### What the task asks:
Make an exact copy of all the records.

------

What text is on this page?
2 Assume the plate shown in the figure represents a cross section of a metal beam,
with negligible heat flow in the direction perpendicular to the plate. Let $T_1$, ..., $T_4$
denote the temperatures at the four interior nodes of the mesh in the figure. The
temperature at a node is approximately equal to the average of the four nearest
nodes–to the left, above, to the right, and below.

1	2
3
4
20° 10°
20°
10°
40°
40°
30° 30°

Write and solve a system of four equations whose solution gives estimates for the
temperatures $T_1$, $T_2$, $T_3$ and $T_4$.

------

### Full response:
What text is on this page?
2 Assume the plate shown in the figure represents a cross section of a metal beam,
with negligible heat flow in the direction perpendicular to the plate. Let $T_1$, ..., $T_4$
denote the temperatures at the four interior nodes of the mesh in the figure. The
temperature at a node is approximately equal to the average of the four nearest
nodes–to the left, above, to the right, and below.

1	2
3
4
20° 10°
20°
10°
40°
40°
30° 30°

Write and solve a system of four equations whose solution gives estimates for the
temperatures $T_1$, $T_2$, $T_3$ and $T_4$.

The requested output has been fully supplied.